YOUR INSTRUCTIONS: Across the material below, how many lines contain the word "profile"? Give only the number.

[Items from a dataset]
>>>>
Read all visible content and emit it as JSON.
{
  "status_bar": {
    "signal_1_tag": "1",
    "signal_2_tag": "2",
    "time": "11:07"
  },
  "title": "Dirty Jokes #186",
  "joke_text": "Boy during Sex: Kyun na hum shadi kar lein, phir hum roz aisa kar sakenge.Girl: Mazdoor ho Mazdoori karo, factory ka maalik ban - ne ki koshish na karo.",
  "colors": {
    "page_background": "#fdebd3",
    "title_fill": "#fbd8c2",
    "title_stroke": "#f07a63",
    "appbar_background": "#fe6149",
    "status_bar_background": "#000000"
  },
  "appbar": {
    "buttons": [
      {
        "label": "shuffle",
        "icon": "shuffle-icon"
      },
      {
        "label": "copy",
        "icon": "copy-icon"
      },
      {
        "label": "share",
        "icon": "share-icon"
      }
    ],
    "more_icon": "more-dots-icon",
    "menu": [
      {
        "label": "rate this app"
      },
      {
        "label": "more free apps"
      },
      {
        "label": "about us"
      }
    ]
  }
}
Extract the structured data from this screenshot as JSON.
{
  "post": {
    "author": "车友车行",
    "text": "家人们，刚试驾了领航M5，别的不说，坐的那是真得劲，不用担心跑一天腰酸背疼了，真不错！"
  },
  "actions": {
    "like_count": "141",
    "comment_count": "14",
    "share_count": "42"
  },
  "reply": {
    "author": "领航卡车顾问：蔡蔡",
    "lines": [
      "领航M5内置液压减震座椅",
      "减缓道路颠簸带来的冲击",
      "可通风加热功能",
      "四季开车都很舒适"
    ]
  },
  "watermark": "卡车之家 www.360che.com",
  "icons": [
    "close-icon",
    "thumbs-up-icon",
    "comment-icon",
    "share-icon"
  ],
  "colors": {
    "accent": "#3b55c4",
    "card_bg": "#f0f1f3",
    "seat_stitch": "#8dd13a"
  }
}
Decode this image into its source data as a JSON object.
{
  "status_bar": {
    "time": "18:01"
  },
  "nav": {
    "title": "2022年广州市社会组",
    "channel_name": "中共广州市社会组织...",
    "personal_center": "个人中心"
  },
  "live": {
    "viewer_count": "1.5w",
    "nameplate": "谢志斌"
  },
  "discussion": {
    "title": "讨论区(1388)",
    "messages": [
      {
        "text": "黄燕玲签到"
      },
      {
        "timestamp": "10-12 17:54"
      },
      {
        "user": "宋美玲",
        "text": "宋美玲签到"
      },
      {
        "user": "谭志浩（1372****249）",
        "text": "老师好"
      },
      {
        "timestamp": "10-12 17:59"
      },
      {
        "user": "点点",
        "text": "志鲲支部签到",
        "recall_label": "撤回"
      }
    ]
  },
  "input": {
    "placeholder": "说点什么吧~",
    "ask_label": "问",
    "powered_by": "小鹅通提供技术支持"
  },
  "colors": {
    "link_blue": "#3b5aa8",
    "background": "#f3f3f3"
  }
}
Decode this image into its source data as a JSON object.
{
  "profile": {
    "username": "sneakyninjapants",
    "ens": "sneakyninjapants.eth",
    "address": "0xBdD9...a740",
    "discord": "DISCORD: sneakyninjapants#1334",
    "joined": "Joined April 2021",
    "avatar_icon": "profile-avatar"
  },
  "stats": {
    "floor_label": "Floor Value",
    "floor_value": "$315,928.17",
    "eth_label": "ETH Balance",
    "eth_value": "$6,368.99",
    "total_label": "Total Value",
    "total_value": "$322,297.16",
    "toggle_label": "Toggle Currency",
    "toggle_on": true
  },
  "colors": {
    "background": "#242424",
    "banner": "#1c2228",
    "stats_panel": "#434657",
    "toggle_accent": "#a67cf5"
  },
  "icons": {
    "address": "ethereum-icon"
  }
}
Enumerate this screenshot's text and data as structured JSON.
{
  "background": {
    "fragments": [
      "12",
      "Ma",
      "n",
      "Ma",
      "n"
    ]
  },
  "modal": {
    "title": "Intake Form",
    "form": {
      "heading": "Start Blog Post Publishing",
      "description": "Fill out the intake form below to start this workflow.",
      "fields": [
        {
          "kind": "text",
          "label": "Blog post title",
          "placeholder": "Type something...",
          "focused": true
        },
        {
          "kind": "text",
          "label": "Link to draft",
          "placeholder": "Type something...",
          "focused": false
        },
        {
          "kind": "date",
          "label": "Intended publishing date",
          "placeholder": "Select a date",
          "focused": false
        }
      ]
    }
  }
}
<<<<
SOLUTION TO THE EXERCISE: 2